— begin —

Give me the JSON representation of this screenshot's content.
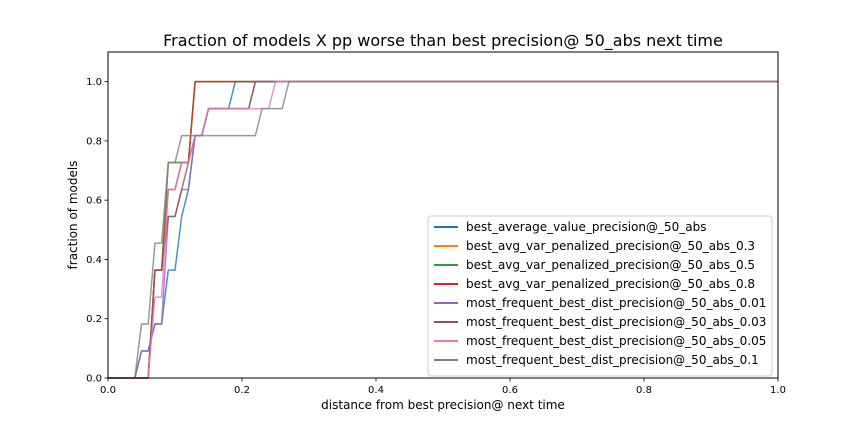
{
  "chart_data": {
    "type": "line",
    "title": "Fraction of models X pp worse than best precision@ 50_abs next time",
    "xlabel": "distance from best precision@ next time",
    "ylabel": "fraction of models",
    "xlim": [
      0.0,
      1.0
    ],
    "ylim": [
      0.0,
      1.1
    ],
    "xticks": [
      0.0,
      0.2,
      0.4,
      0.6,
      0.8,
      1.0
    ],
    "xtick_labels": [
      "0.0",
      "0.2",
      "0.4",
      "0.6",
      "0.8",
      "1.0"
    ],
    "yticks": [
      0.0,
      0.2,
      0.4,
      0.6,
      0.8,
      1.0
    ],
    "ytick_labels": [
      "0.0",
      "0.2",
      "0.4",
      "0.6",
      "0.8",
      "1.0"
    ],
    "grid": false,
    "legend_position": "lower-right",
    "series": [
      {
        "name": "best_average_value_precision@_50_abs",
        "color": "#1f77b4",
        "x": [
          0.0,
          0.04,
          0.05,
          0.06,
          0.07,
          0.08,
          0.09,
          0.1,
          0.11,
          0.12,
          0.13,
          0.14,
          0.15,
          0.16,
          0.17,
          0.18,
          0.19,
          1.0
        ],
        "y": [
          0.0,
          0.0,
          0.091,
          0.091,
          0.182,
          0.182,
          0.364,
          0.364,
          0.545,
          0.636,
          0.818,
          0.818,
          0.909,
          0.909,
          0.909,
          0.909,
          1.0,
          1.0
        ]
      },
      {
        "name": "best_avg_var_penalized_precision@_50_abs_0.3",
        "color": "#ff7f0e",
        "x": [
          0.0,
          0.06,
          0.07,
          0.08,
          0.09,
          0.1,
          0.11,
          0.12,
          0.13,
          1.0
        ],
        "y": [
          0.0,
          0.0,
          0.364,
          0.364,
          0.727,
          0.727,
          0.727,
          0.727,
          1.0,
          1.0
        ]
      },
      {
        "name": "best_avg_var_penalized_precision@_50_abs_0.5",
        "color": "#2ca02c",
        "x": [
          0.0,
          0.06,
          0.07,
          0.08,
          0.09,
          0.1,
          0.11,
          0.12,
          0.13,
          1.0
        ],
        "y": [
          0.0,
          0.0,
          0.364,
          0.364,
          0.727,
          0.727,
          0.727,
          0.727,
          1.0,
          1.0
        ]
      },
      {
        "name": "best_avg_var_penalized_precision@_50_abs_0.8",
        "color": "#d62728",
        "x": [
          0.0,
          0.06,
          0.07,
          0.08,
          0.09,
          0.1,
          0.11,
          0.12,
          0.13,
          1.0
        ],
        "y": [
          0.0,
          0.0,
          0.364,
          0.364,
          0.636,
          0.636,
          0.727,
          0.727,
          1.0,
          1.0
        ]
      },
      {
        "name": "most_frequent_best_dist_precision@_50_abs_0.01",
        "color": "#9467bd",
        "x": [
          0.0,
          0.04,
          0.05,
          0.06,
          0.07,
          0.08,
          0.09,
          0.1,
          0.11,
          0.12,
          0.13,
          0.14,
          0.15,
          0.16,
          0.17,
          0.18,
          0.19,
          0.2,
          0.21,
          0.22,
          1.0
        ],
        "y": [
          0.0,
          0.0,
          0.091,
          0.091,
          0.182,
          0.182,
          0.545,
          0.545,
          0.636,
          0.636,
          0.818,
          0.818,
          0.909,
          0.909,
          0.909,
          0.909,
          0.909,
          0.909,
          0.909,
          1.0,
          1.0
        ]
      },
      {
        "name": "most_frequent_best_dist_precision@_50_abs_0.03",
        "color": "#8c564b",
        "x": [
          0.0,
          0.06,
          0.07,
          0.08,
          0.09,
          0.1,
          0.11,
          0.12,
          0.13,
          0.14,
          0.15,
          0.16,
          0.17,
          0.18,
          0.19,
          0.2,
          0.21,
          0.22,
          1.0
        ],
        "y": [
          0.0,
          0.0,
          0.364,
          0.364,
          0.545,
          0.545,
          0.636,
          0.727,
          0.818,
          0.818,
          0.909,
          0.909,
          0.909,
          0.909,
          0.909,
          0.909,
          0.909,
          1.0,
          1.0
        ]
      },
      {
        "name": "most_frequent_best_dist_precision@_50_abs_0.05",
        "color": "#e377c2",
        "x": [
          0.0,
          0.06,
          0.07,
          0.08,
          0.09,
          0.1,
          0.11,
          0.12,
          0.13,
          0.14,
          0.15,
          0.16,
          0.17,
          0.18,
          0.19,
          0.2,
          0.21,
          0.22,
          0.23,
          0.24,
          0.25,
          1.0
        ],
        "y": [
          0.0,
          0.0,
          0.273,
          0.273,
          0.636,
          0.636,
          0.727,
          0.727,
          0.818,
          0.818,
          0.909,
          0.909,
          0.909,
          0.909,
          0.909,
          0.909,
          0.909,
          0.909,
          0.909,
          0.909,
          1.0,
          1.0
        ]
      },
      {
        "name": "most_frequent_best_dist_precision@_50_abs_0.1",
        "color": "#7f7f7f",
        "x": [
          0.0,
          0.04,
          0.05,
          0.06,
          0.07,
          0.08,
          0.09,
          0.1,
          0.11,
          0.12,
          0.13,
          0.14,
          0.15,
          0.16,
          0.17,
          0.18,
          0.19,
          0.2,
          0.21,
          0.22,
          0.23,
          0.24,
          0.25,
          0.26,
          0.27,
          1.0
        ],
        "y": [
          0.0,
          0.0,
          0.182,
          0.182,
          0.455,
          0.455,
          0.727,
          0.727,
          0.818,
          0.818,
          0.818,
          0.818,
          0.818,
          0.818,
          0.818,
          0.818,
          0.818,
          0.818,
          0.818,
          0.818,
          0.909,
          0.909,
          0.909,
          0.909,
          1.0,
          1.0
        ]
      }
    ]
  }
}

— end —

• **WORK TO BE COMPLETED**
Report only the number of lines in the records that include the word "next".

• **ANSWER BELOW**
2